Box annotation data
-*-
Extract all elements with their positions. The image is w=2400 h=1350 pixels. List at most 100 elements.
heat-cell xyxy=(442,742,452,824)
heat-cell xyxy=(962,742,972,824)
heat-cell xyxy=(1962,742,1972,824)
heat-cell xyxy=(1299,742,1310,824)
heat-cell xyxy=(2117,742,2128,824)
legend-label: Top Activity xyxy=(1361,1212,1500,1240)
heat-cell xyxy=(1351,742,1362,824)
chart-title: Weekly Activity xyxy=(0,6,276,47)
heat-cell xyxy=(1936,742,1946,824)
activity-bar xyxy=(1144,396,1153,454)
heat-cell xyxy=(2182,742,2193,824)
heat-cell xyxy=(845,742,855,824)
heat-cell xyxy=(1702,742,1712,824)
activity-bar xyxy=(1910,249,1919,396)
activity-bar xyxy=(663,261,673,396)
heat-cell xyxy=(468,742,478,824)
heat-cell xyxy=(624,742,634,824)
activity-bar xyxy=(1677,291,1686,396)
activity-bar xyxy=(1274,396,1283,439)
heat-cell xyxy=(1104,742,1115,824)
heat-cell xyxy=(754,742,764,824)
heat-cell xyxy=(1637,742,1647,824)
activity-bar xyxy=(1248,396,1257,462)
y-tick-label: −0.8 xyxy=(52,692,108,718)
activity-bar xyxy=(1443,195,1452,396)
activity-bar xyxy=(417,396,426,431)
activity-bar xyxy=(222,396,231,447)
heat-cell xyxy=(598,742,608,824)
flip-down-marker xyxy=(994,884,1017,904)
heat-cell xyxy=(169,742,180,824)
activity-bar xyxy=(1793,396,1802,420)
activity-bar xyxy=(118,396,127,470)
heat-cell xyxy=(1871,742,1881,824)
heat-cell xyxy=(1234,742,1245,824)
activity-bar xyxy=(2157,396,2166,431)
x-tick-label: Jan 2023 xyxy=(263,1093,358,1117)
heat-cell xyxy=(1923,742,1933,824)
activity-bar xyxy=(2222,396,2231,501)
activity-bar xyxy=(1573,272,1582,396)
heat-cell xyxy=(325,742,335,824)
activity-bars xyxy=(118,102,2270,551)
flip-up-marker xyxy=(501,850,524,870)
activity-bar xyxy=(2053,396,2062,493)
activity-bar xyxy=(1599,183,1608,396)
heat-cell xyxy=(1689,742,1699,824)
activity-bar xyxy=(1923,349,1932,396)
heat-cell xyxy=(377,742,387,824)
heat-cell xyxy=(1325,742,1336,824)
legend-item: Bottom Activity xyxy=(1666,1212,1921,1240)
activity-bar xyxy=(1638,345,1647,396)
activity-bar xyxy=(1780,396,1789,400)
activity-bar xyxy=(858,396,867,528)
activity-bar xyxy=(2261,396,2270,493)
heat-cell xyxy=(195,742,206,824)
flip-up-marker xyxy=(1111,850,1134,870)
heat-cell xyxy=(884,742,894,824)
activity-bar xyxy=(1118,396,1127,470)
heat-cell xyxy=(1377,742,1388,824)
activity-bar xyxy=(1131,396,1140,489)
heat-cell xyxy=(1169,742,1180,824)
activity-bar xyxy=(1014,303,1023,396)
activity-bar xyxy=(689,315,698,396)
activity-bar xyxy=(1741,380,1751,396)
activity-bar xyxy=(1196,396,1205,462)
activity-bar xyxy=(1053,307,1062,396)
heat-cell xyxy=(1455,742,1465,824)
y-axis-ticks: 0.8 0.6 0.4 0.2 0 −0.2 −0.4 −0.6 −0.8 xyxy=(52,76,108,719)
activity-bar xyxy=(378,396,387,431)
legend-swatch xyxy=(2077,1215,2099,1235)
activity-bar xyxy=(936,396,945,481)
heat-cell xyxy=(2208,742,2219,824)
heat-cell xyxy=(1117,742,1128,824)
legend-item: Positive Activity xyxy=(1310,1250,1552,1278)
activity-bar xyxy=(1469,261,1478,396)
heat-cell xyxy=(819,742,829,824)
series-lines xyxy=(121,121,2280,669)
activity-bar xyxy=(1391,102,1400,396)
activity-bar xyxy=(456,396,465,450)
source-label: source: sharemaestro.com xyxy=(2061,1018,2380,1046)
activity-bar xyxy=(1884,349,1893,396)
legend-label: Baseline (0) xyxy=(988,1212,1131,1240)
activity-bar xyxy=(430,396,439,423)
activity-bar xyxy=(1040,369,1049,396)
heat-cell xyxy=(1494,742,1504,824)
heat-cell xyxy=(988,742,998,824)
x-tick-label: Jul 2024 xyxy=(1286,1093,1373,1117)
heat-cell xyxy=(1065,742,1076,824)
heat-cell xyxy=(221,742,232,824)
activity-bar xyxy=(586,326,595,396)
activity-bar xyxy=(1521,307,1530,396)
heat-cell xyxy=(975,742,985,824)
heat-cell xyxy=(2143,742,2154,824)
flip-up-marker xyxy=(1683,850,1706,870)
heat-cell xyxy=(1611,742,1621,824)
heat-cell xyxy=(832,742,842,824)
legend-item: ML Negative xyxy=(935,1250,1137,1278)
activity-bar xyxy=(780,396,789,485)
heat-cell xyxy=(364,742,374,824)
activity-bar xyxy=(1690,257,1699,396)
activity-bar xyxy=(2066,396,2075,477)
-*-
# EXERCISE
Write out all of the rows above again, word for word and in their original order.

# RESPONSE
Extract all elements with their positions. The image is w=2400 h=1350 pixels. List at most 100 elements.
heat-cell xyxy=(442,742,452,824)
heat-cell xyxy=(962,742,972,824)
heat-cell xyxy=(1962,742,1972,824)
heat-cell xyxy=(1299,742,1310,824)
heat-cell xyxy=(2117,742,2128,824)
legend-label: Top Activity xyxy=(1361,1212,1500,1240)
heat-cell xyxy=(1351,742,1362,824)
chart-title: Weekly Activity xyxy=(0,6,276,47)
heat-cell xyxy=(1936,742,1946,824)
activity-bar xyxy=(1144,396,1153,454)
heat-cell xyxy=(2182,742,2193,824)
heat-cell xyxy=(845,742,855,824)
heat-cell xyxy=(1702,742,1712,824)
activity-bar xyxy=(1910,249,1919,396)
activity-bar xyxy=(663,261,673,396)
heat-cell xyxy=(468,742,478,824)
heat-cell xyxy=(624,742,634,824)
activity-bar xyxy=(1677,291,1686,396)
activity-bar xyxy=(1274,396,1283,439)
heat-cell xyxy=(1104,742,1115,824)
heat-cell xyxy=(754,742,764,824)
heat-cell xyxy=(1637,742,1647,824)
activity-bar xyxy=(1248,396,1257,462)
y-tick-label: −0.8 xyxy=(52,692,108,718)
activity-bar xyxy=(1443,195,1452,396)
activity-bar xyxy=(417,396,426,431)
activity-bar xyxy=(222,396,231,447)
heat-cell xyxy=(598,742,608,824)
flip-down-marker xyxy=(994,884,1017,904)
heat-cell xyxy=(169,742,180,824)
activity-bar xyxy=(1793,396,1802,420)
activity-bar xyxy=(118,396,127,470)
heat-cell xyxy=(1871,742,1881,824)
heat-cell xyxy=(1234,742,1245,824)
activity-bar xyxy=(2157,396,2166,431)
x-tick-label: Jan 2023 xyxy=(263,1093,358,1117)
heat-cell xyxy=(1923,742,1933,824)
activity-bar xyxy=(2222,396,2231,501)
activity-bar xyxy=(1573,272,1582,396)
heat-cell xyxy=(325,742,335,824)
activity-bars xyxy=(118,102,2270,551)
flip-up-marker xyxy=(501,850,524,870)
activity-bar xyxy=(2053,396,2062,493)
activity-bar xyxy=(1599,183,1608,396)
heat-cell xyxy=(1689,742,1699,824)
activity-bar xyxy=(1923,349,1932,396)
heat-cell xyxy=(377,742,387,824)
heat-cell xyxy=(1325,742,1336,824)
legend-item: Bottom Activity xyxy=(1666,1212,1921,1240)
activity-bar xyxy=(1638,345,1647,396)
activity-bar xyxy=(1780,396,1789,400)
activity-bar xyxy=(858,396,867,528)
activity-bar xyxy=(2261,396,2270,493)
heat-cell xyxy=(195,742,206,824)
flip-up-marker xyxy=(1111,850,1134,870)
heat-cell xyxy=(884,742,894,824)
activity-bar xyxy=(1118,396,1127,470)
heat-cell xyxy=(1377,742,1388,824)
activity-bar xyxy=(1131,396,1140,489)
heat-cell xyxy=(1169,742,1180,824)
activity-bar xyxy=(1014,303,1023,396)
activity-bar xyxy=(689,315,698,396)
activity-bar xyxy=(1741,380,1751,396)
activity-bar xyxy=(1196,396,1205,462)
activity-bar xyxy=(1053,307,1062,396)
heat-cell xyxy=(1455,742,1465,824)
y-axis-ticks: 0.8 0.6 0.4 0.2 0 −0.2 −0.4 −0.6 −0.8 xyxy=(52,76,108,719)
activity-bar xyxy=(378,396,387,431)
legend-swatch xyxy=(2077,1215,2099,1235)
activity-bar xyxy=(936,396,945,481)
heat-cell xyxy=(2208,742,2219,824)
heat-cell xyxy=(1117,742,1128,824)
legend-item: Positive Activity xyxy=(1310,1250,1552,1278)
activity-bar xyxy=(1469,261,1478,396)
heat-cell xyxy=(819,742,829,824)
series-lines xyxy=(121,121,2280,669)
activity-bar xyxy=(1391,102,1400,396)
activity-bar xyxy=(456,396,465,450)
source-label: source: sharemaestro.com xyxy=(2061,1018,2380,1046)
activity-bar xyxy=(1884,349,1893,396)
legend-label: Baseline (0) xyxy=(988,1212,1131,1240)
activity-bar xyxy=(430,396,439,423)
activity-bar xyxy=(1040,369,1049,396)
heat-cell xyxy=(1494,742,1504,824)
heat-cell xyxy=(988,742,998,824)
x-tick-label: Jul 2024 xyxy=(1286,1093,1373,1117)
heat-cell xyxy=(1065,742,1076,824)
heat-cell xyxy=(221,742,232,824)
activity-bar xyxy=(586,326,595,396)
activity-bar xyxy=(1521,307,1530,396)
heat-cell xyxy=(975,742,985,824)
heat-cell xyxy=(2143,742,2154,824)
flip-up-marker xyxy=(1683,850,1706,870)
heat-cell xyxy=(1611,742,1621,824)
heat-cell xyxy=(832,742,842,824)
legend-item: ML Negative xyxy=(935,1250,1137,1278)
activity-bar xyxy=(780,396,789,485)
heat-cell xyxy=(364,742,374,824)
activity-bar xyxy=(1690,257,1699,396)
activity-bar xyxy=(2066,396,2075,477)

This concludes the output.